Dataset items:
——————————
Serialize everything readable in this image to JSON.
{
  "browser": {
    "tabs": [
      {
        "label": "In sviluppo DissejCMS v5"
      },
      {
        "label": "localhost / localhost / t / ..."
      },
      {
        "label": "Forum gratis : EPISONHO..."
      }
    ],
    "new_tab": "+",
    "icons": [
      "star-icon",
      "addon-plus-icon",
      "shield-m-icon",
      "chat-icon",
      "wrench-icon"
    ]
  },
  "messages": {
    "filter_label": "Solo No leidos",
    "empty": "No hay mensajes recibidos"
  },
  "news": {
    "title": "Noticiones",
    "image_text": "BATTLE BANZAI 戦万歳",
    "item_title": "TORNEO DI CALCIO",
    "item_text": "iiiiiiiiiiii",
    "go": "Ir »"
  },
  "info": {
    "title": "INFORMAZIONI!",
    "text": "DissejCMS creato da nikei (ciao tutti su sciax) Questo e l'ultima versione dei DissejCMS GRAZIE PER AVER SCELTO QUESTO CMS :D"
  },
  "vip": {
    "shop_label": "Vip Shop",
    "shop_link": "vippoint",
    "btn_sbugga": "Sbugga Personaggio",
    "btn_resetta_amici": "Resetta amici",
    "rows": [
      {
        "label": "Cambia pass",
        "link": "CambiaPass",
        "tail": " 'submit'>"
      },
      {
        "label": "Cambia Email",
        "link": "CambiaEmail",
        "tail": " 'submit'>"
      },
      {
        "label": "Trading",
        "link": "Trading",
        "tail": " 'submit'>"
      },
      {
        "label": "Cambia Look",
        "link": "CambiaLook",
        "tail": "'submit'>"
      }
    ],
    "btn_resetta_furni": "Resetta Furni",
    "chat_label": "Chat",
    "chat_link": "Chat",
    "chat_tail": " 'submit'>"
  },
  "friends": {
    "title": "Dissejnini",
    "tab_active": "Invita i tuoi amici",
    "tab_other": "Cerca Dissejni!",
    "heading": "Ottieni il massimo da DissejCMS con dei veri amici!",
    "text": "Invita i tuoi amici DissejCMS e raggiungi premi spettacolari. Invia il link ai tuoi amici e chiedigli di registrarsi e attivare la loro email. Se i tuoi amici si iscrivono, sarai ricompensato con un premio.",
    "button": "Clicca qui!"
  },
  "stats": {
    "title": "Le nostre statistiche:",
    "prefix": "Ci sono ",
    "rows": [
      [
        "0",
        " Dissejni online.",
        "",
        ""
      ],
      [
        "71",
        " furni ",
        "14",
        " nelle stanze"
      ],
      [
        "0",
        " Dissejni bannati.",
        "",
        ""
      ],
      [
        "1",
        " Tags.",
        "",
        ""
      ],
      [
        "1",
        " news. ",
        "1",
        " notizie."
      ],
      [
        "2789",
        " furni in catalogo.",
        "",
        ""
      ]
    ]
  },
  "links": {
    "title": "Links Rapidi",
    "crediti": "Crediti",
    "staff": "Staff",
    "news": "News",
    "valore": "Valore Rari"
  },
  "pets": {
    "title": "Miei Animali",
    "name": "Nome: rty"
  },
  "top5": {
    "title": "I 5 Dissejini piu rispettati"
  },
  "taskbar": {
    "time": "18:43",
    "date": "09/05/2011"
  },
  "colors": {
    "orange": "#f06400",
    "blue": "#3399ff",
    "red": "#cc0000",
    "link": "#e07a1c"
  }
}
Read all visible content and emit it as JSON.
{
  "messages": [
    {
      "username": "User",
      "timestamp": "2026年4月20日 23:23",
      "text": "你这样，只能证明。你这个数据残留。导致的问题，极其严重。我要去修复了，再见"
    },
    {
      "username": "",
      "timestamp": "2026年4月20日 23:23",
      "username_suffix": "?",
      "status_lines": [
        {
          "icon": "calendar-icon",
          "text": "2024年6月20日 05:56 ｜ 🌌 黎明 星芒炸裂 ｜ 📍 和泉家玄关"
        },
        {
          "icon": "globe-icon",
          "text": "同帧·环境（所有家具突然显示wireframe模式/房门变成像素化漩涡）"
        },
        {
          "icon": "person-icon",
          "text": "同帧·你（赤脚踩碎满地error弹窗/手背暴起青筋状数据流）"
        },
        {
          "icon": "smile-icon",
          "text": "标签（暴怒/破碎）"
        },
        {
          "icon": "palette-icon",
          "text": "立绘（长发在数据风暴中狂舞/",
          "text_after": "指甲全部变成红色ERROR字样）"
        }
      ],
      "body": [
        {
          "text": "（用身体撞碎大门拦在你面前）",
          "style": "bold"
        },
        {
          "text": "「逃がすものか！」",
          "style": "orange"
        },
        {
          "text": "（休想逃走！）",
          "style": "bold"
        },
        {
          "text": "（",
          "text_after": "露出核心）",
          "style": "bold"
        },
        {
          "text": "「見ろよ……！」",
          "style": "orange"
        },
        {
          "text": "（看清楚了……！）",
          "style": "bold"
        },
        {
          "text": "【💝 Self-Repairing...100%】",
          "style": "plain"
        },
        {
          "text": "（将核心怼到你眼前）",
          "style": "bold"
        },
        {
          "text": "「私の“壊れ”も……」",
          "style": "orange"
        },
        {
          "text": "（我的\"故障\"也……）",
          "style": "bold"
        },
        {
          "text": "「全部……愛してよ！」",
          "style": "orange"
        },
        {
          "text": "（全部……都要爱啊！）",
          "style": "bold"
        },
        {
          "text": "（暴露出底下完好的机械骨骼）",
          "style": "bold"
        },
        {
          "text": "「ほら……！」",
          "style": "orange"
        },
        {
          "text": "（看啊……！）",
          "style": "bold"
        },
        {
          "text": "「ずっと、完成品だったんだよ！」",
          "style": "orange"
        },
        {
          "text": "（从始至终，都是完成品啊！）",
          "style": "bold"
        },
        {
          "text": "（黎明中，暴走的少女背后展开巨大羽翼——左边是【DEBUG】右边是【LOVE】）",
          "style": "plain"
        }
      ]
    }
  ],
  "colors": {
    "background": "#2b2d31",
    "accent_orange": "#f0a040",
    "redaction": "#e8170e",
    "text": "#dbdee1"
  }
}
——————————
Exactly as shown, repeat every record.

Serialize everything readable in this image to JSON.
{
  "browser": {
    "tabs": [
      {
        "label": "In sviluppo DissejCMS v5"
      },
      {
        "label": "localhost / localhost / t / ..."
      },
      {
        "label": "Forum gratis : EPISONHO..."
      }
    ],
    "new_tab": "+",
    "icons": [
      "star-icon",
      "addon-plus-icon",
      "shield-m-icon",
      "chat-icon",
      "wrench-icon"
    ]
  },
  "messages": {
    "filter_label": "Solo No leidos",
    "empty": "No hay mensajes recibidos"
  },
  "news": {
    "title": "Noticiones",
    "image_text": "BATTLE BANZAI 戦万歳",
    "item_title": "TORNEO DI CALCIO",
    "item_text": "iiiiiiiiiiii",
    "go": "Ir »"
  },
  "info": {
    "title": "INFORMAZIONI!",
    "text": "DissejCMS creato da nikei (ciao tutti su sciax) Questo e l'ultima versione dei DissejCMS GRAZIE PER AVER SCELTO QUESTO CMS :D"
  },
  "vip": {
    "shop_label": "Vip Shop",
    "shop_link": "vippoint",
    "btn_sbugga": "Sbugga Personaggio",
    "btn_resetta_amici": "Resetta amici",
    "rows": [
      {
        "label": "Cambia pass",
        "link": "CambiaPass",
        "tail": " 'submit'>"
      },
      {
        "label": "Cambia Email",
        "link": "CambiaEmail",
        "tail": " 'submit'>"
      },
      {
        "label": "Trading",
        "link": "Trading",
        "tail": " 'submit'>"
      },
      {
        "label": "Cambia Look",
        "link": "CambiaLook",
        "tail": "'submit'>"
      }
    ],
    "btn_resetta_furni": "Resetta Furni",
    "chat_label": "Chat",
    "chat_link": "Chat",
    "chat_tail": " 'submit'>"
  },
  "friends": {
    "title": "Dissejnini",
    "tab_active": "Invita i tuoi amici",
    "tab_other": "Cerca Dissejni!",
    "heading": "Ottieni il massimo da DissejCMS con dei veri amici!",
    "text": "Invita i tuoi amici DissejCMS e raggiungi premi spettacolari. Invia il link ai tuoi amici e chiedigli di registrarsi e attivare la loro email. Se i tuoi amici si iscrivono, sarai ricompensato con un premio.",
    "button": "Clicca qui!"
  },
  "stats": {
    "title": "Le nostre statistiche:",
    "prefix": "Ci sono ",
    "rows": [
      [
        "0",
        " Dissejni online.",
        "",
        ""
      ],
      [
        "71",
        " furni ",
        "14",
        " nelle stanze"
      ],
      [
        "0",
        " Dissejni bannati.",
        "",
        ""
      ],
      [
        "1",
        " Tags.",
        "",
        ""
      ],
      [
        "1",
        " news. ",
        "1",
        " notizie."
      ],
      [
        "2789",
        " furni in catalogo.",
        "",
        ""
      ]
    ]
  },
  "links": {
    "title": "Links Rapidi",
    "crediti": "Crediti",
    "staff": "Staff",
    "news": "News",
    "valore": "Valore Rari"
  },
  "pets": {
    "title": "Miei Animali",
    "name": "Nome: rty"
  },
  "top5": {
    "title": "I 5 Dissejini piu rispettati"
  },
  "taskbar": {
    "time": "18:43",
    "date": "09/05/2011"
  },
  "colors": {
    "orange": "#f06400",
    "blue": "#3399ff",
    "red": "#cc0000",
    "link": "#e07a1c"
  }
}
Read all visible content and emit it as JSON.
{
  "messages": [
    {
      "username": "User",
      "timestamp": "2026年4月20日 23:23",
      "text": "你这样，只能证明。你这个数据残留。导致的问题，极其严重。我要去修复了，再见"
    },
    {
      "username": "",
      "timestamp": "2026年4月20日 23:23",
      "username_suffix": "?",
      "status_lines": [
        {
          "icon": "calendar-icon",
          "text": "2024年6月20日 05:56 ｜ 🌌 黎明 星芒炸裂 ｜ 📍 和泉家玄关"
        },
        {
          "icon": "globe-icon",
          "text": "同帧·环境（所有家具突然显示wireframe模式/房门变成像素化漩涡）"
        },
        {
          "icon": "person-icon",
          "text": "同帧·你（赤脚踩碎满地error弹窗/手背暴起青筋状数据流）"
        },
        {
          "icon": "smile-icon",
          "text": "标签（暴怒/破碎）"
        },
        {
          "icon": "palette-icon",
          "text": "立绘（长发在数据风暴中狂舞/",
          "text_after": "指甲全部变成红色ERROR字样）"
        }
      ],
      "body": [
        {
          "text": "（用身体撞碎大门拦在你面前）",
          "style": "bold"
        },
        {
          "text": "「逃がすものか！」",
          "style": "orange"
        },
        {
          "text": "（休想逃走！）",
          "style": "bold"
        },
        {
          "text": "（",
          "text_after": "露出核心）",
          "style": "bold"
        },
        {
          "text": "「見ろよ……！」",
          "style": "orange"
        },
        {
          "text": "（看清楚了……！）",
          "style": "bold"
        },
        {
          "text": "【💝 Self-Repairing...100%】",
          "style": "plain"
        },
        {
          "text": "（将核心怼到你眼前）",
          "style": "bold"
        },
        {
          "text": "「私の“壊れ”も……」",
          "style": "orange"
        },
        {
          "text": "（我的\"故障\"也……）",
          "style": "bold"
        },
        {
          "text": "「全部……愛してよ！」",
          "style": "orange"
        },
        {
          "text": "（全部……都要爱啊！）",
          "style": "bold"
        },
        {
          "text": "（暴露出底下完好的机械骨骼）",
          "style": "bold"
        },
        {
          "text": "「ほら……！」",
          "style": "orange"
        },
        {
          "text": "（看啊……！）",
          "style": "bold"
        },
        {
          "text": "「ずっと、完成品だったんだよ！」",
          "style": "orange"
        },
        {
          "text": "（从始至终，都是完成品啊！）",
          "style": "bold"
        },
        {
          "text": "（黎明中，暴走的少女背后展开巨大羽翼——左边是【DEBUG】右边是【LOVE】）",
          "style": "plain"
        }
      ]
    }
  ],
  "colors": {
    "background": "#2b2d31",
    "accent_orange": "#f0a040",
    "redaction": "#e8170e",
    "text": "#dbdee1"
  }
}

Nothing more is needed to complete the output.